OBJECTIVE: Locate every line in the material below that has the word "Training". Copy each of those lines.

INPUT RECORDS:
----------------------------------------
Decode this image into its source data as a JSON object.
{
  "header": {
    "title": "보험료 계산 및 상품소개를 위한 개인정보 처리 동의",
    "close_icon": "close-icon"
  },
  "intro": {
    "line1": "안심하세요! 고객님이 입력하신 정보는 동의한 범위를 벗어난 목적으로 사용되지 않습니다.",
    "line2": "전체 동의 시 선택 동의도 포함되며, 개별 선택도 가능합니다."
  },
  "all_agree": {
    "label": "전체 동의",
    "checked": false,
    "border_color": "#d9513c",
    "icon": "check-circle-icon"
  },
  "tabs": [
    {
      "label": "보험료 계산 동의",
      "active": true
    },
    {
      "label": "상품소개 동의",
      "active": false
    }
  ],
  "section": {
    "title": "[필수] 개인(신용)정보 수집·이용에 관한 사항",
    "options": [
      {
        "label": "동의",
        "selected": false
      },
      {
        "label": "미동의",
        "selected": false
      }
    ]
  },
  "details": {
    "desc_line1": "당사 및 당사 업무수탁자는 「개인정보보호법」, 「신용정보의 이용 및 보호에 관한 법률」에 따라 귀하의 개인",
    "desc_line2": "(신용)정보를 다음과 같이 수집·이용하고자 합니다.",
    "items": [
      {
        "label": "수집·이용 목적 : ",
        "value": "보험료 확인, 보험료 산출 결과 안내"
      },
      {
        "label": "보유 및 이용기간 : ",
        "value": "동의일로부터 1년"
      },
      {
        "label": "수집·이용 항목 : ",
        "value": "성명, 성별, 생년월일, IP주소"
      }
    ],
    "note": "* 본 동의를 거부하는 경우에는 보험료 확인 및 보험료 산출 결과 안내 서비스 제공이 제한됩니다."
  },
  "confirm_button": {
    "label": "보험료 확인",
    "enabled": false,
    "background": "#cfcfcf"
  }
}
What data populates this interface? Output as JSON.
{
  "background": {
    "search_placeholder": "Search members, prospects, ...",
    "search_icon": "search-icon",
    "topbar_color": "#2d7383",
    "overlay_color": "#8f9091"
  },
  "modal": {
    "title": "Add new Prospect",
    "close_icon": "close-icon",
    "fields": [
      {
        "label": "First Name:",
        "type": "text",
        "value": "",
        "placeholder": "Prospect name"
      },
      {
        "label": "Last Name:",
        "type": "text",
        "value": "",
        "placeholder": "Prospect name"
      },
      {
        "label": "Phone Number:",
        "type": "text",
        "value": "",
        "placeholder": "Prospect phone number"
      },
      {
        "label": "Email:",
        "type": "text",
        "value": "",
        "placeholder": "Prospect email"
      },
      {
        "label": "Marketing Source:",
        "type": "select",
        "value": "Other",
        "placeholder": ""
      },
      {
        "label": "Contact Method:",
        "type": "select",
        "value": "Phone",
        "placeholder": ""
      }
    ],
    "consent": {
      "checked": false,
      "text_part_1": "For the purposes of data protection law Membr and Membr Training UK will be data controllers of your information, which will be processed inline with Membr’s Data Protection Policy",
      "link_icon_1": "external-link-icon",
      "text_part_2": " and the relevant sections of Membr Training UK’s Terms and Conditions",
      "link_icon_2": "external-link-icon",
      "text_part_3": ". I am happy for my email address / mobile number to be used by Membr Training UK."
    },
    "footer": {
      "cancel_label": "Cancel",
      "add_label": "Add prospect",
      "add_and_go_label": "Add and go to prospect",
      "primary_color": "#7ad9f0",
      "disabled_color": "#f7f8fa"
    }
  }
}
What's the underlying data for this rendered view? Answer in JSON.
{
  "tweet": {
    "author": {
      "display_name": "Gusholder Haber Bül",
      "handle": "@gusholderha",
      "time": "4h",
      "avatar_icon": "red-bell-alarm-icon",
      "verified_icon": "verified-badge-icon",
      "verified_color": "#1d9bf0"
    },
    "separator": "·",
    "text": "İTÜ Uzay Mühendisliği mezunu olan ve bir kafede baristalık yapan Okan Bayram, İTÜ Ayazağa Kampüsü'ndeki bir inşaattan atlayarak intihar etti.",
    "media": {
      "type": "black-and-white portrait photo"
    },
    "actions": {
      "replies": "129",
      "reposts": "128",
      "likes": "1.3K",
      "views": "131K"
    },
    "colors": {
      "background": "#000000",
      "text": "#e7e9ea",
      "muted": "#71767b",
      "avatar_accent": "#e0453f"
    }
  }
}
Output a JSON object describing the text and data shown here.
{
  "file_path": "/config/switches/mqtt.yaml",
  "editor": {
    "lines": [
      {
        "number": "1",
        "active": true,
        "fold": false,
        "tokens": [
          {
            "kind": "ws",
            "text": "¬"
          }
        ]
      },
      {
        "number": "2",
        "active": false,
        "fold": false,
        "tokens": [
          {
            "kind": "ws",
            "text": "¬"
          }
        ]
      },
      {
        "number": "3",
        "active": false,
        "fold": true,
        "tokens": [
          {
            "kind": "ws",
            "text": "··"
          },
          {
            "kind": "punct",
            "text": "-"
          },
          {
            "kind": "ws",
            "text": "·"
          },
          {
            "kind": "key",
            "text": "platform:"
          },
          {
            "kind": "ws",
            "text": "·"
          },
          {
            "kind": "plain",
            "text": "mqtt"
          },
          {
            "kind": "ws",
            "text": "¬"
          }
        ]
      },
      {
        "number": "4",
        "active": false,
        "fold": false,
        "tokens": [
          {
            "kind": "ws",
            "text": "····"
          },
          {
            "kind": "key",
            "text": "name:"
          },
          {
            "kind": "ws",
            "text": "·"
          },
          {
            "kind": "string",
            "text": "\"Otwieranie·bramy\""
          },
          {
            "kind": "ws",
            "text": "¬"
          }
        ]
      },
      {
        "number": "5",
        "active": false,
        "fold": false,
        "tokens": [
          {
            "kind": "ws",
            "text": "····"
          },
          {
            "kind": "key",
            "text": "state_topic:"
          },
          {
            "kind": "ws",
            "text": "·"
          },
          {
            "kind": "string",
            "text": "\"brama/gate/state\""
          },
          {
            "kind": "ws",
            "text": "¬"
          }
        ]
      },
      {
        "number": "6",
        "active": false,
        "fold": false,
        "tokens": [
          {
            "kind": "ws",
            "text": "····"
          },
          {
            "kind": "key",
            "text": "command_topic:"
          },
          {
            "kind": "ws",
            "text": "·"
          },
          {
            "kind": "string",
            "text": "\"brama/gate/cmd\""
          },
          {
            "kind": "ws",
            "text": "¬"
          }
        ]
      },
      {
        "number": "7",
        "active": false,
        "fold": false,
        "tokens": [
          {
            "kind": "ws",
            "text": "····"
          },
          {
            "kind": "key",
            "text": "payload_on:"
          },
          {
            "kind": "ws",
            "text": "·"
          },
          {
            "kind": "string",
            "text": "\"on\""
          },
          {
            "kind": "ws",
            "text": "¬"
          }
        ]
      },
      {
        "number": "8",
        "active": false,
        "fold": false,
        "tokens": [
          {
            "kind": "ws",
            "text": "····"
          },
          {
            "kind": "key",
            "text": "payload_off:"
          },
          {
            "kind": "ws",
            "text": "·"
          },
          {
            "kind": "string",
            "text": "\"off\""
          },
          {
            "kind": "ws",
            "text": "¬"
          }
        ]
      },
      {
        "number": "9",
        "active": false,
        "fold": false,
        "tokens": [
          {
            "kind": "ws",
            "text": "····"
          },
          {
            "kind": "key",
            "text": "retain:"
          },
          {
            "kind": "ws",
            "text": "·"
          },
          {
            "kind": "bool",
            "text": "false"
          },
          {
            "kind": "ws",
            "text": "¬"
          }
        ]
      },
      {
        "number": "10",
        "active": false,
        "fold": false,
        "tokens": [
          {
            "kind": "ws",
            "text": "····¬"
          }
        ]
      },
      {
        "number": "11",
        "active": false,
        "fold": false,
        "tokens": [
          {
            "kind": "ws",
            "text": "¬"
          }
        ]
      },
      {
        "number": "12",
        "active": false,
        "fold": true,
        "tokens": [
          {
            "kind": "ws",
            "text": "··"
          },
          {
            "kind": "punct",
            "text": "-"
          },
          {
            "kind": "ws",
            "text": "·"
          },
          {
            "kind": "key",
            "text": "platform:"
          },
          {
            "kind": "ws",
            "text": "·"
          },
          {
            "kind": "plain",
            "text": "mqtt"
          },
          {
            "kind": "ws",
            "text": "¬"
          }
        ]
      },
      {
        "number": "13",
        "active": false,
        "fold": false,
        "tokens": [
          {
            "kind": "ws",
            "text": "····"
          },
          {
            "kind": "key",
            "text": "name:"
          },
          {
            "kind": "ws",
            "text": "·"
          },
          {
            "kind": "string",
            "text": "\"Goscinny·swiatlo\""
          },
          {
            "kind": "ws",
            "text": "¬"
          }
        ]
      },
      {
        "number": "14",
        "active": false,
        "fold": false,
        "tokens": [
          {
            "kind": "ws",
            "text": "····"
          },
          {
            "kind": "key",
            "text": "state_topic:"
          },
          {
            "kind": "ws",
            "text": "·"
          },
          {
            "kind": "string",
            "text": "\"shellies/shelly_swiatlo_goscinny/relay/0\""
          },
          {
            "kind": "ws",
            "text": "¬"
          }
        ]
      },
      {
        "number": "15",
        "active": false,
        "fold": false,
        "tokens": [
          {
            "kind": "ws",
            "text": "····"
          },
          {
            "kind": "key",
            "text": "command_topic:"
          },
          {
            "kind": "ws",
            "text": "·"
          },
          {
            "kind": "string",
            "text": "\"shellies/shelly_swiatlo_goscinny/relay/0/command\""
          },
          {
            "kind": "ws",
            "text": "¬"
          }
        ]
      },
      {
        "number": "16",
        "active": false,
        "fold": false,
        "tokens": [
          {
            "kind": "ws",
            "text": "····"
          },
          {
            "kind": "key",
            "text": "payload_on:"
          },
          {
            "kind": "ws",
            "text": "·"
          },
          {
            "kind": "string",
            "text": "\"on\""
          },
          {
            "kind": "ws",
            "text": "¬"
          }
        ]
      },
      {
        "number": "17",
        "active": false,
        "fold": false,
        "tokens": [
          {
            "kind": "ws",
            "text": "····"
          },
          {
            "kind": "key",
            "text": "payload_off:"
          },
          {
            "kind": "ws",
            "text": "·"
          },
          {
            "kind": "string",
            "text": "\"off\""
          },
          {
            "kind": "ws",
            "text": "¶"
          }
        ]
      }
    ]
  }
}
----------------------------------------
RESPONSE BELOW:
      "text_part_1": "For the purposes of data protection law Membr and Membr Training UK will be data controllers of your information, which will be processed inline with Membr’s Data Protection Policy",
      "text_part_2": " and the relevant sections of Membr Training UK’s Terms and Conditions",
      "text_part_3": ". I am happy for my email address / mobile number to be used by Membr Training UK."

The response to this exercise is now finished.